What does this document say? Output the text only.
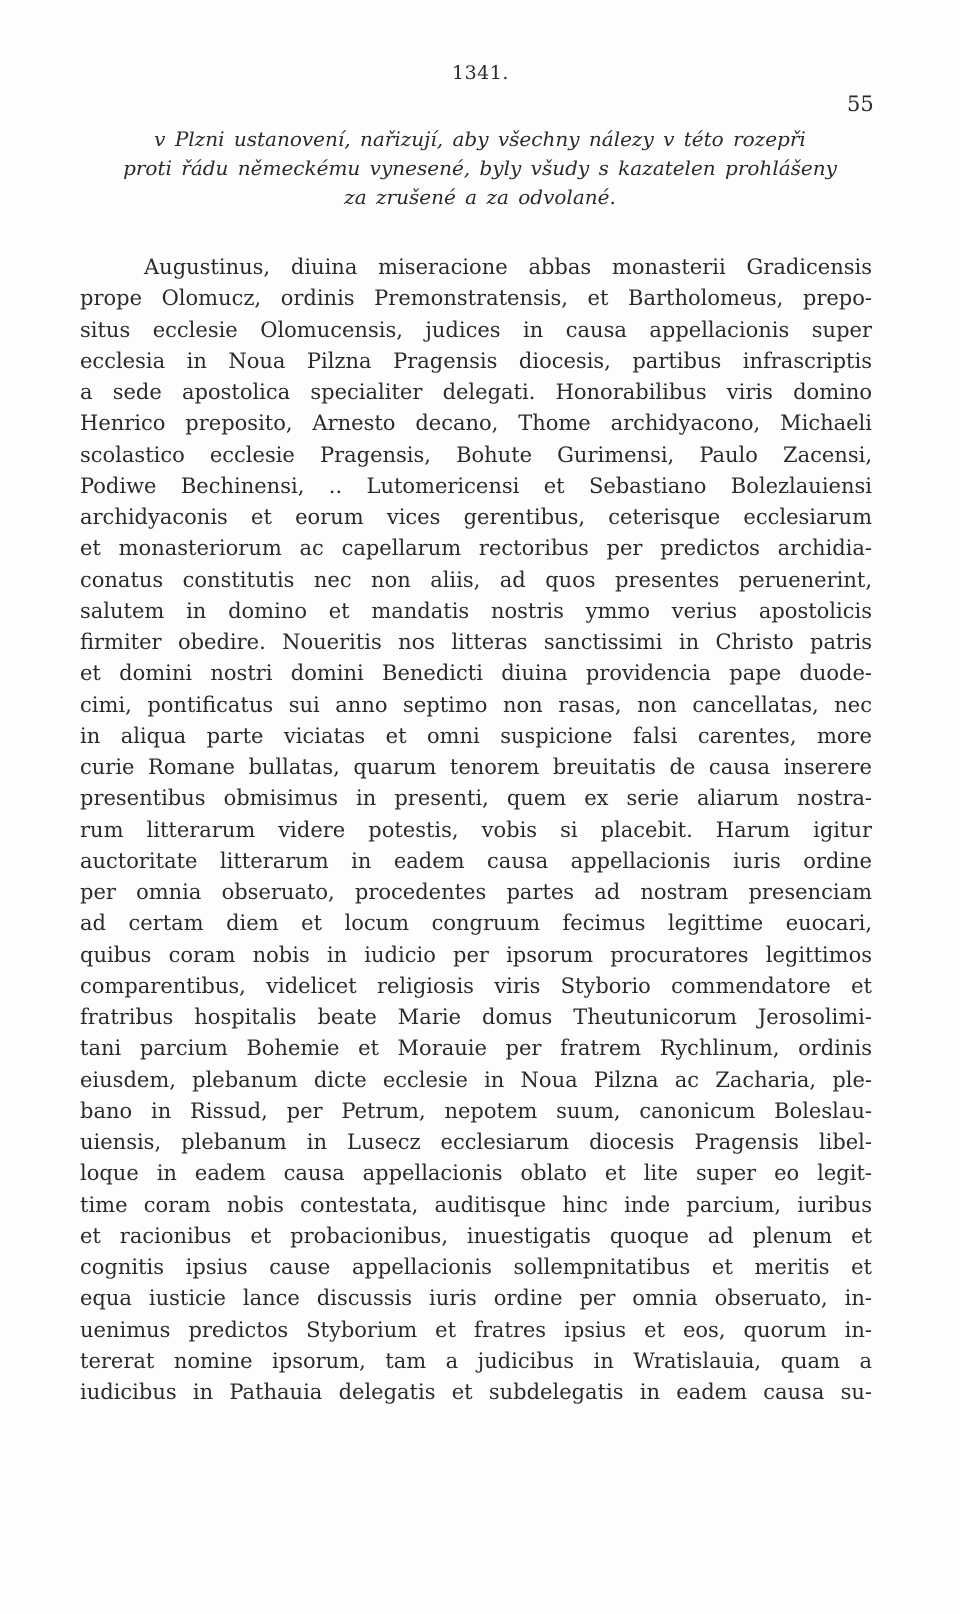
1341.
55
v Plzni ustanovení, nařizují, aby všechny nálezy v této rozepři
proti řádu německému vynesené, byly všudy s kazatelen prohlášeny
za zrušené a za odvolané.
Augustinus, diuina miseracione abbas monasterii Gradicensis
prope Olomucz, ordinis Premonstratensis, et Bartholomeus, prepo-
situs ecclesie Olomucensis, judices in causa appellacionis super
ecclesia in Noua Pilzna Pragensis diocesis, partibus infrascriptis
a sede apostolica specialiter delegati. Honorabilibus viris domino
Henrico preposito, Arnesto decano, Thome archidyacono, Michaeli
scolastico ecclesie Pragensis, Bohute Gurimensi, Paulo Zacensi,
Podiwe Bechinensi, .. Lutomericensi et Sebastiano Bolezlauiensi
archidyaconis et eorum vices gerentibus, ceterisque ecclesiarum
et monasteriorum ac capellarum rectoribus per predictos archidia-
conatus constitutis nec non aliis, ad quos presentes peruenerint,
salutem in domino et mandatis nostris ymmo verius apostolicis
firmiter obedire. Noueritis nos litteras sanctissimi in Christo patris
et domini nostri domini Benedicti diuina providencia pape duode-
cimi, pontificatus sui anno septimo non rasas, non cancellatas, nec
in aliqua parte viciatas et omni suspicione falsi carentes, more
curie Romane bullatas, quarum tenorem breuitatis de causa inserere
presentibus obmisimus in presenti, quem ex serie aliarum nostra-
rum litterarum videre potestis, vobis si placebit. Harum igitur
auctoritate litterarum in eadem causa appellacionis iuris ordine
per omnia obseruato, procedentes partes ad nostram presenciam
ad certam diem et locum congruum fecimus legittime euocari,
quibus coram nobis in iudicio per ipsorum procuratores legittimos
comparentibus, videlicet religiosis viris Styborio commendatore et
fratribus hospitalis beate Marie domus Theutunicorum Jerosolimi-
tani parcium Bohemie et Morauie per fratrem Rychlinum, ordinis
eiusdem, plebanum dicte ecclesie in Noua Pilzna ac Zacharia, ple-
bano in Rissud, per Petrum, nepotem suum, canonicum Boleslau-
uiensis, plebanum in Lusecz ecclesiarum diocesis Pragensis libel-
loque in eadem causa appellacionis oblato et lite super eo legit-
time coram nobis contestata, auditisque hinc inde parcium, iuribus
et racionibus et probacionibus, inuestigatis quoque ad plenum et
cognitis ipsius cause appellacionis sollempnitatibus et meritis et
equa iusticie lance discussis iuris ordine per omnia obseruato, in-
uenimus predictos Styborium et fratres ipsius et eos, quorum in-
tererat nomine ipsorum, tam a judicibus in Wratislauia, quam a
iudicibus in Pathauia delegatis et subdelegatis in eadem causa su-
==============================
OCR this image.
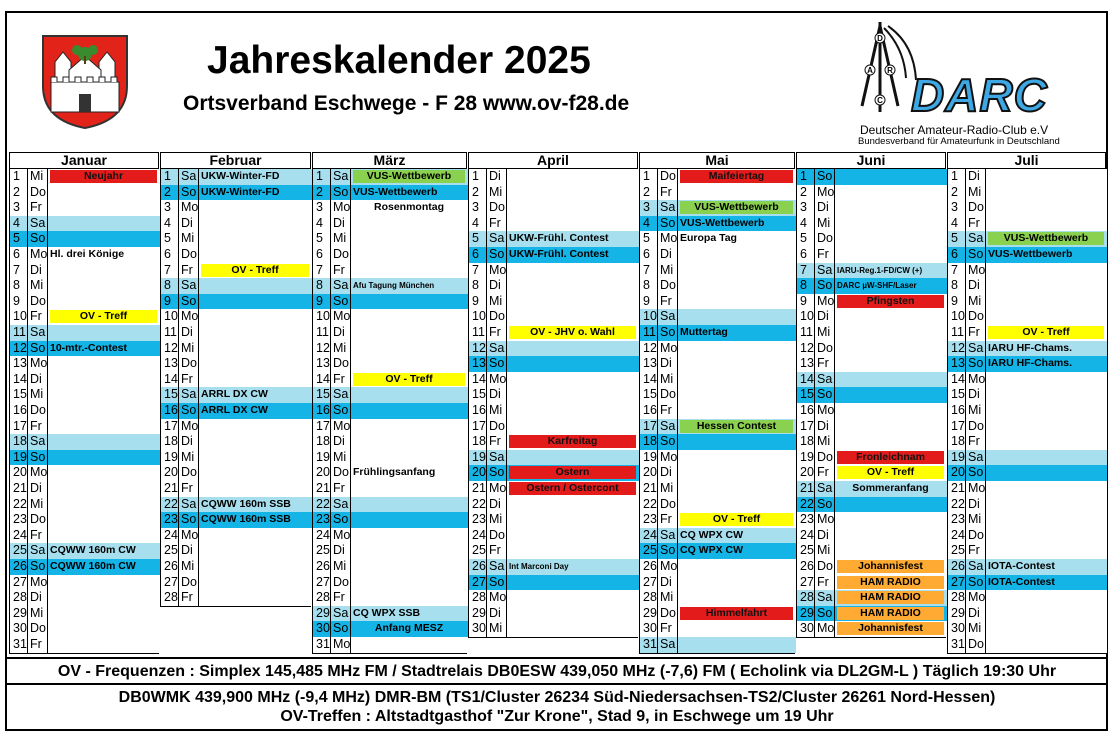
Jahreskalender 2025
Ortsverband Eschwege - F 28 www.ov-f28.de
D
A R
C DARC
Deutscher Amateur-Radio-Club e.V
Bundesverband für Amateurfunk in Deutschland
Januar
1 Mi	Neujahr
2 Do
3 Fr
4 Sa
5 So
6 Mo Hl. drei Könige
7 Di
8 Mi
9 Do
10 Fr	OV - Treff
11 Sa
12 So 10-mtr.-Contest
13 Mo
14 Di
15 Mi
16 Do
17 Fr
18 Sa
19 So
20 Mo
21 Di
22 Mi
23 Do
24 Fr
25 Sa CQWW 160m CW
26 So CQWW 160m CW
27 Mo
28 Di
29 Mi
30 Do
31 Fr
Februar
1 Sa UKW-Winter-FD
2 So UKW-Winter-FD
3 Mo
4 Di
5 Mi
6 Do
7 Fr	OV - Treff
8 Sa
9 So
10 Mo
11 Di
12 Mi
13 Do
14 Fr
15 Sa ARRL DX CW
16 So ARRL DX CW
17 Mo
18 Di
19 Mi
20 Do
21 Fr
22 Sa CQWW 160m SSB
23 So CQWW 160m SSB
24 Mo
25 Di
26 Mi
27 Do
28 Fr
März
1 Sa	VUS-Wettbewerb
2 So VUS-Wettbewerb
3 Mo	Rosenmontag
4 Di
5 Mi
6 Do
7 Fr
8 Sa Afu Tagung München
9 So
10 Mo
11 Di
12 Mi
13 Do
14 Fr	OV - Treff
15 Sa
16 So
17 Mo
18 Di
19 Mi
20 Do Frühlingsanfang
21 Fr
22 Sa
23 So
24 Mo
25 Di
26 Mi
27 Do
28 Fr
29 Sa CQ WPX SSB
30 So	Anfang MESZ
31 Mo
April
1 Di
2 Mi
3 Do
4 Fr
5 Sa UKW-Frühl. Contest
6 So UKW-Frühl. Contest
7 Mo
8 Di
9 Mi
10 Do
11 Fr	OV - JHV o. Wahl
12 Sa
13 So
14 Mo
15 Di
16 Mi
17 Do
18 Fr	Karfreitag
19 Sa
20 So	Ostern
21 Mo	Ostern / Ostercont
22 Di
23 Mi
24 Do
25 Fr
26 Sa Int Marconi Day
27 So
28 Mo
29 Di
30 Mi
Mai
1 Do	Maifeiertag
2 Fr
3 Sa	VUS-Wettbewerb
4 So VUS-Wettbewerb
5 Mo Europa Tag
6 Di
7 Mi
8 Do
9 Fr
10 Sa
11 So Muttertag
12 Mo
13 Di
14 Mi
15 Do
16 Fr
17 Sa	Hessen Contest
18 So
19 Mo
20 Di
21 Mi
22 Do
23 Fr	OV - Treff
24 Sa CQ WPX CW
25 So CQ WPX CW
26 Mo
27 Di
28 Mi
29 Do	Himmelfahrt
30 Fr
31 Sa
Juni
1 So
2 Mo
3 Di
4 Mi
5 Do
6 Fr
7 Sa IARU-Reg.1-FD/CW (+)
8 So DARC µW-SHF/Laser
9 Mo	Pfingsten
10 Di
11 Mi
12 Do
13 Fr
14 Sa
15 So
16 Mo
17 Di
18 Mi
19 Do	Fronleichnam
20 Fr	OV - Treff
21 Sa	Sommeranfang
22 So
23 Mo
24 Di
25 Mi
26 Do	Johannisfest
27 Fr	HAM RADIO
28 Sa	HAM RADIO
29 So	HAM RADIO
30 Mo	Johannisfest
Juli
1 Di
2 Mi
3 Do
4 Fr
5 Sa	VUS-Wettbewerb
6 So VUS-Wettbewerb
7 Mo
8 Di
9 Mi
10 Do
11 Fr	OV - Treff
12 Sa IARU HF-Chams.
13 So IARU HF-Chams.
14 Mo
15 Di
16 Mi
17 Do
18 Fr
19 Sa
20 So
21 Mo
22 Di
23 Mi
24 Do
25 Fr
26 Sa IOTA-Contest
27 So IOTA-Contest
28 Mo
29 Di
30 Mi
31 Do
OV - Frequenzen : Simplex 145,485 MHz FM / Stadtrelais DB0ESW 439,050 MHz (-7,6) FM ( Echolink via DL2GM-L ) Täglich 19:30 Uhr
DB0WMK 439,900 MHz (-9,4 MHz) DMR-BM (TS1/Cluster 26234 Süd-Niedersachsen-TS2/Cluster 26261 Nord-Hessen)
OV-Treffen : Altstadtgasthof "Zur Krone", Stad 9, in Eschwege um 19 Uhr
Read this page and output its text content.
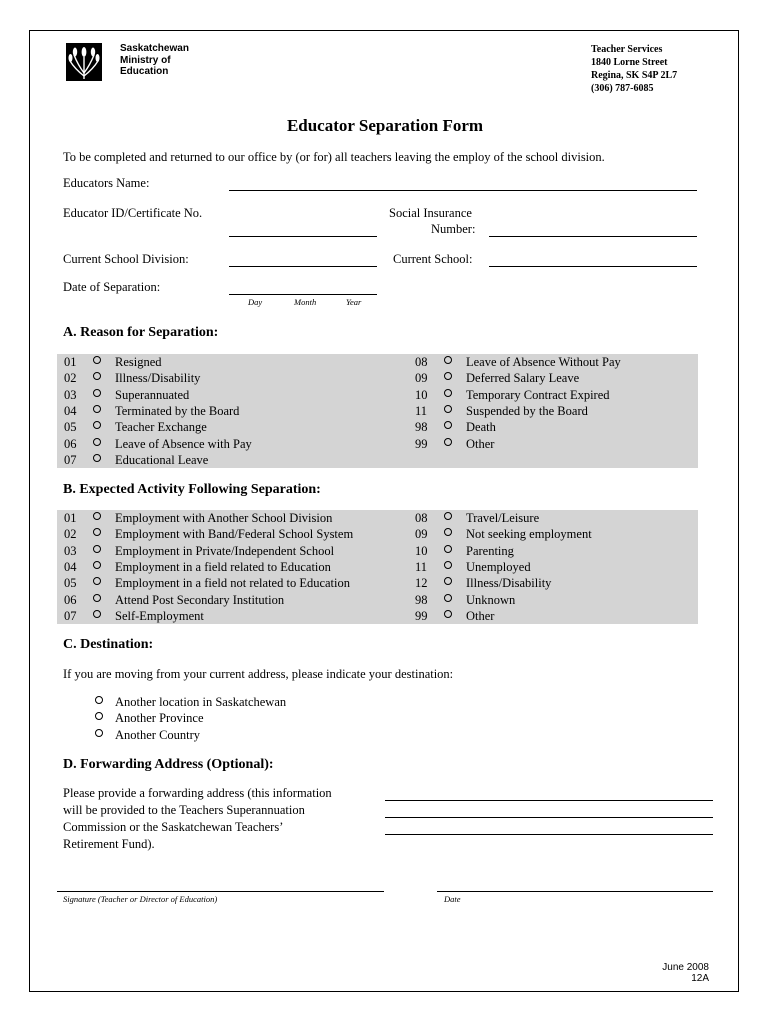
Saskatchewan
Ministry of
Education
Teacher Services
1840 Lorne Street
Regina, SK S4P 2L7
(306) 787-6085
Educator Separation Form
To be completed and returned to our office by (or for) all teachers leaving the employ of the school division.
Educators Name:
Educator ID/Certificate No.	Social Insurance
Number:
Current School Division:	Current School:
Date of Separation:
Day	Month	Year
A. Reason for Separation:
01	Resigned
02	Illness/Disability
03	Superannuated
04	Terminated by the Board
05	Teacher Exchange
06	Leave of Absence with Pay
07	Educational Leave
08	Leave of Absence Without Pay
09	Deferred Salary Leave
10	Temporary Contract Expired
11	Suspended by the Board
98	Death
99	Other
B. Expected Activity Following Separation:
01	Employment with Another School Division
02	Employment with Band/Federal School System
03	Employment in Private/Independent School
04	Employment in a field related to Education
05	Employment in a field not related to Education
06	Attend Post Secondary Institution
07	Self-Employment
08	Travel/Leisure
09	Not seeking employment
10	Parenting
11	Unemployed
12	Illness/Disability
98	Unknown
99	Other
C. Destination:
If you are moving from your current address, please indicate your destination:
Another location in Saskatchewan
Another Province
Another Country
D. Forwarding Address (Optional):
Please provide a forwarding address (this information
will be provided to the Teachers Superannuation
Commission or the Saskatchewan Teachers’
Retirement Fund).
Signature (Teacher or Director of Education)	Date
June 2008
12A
==============================
◆ WRITTEN EXERCISE
Show every line in the records above that contains the word "litterarum".

◆ WRITTEN SOLUTION
rum litterarum videre potestis, vobis si placebit. Harum igitur
auctoritate litterarum in eadem causa appellacionis iuris ordine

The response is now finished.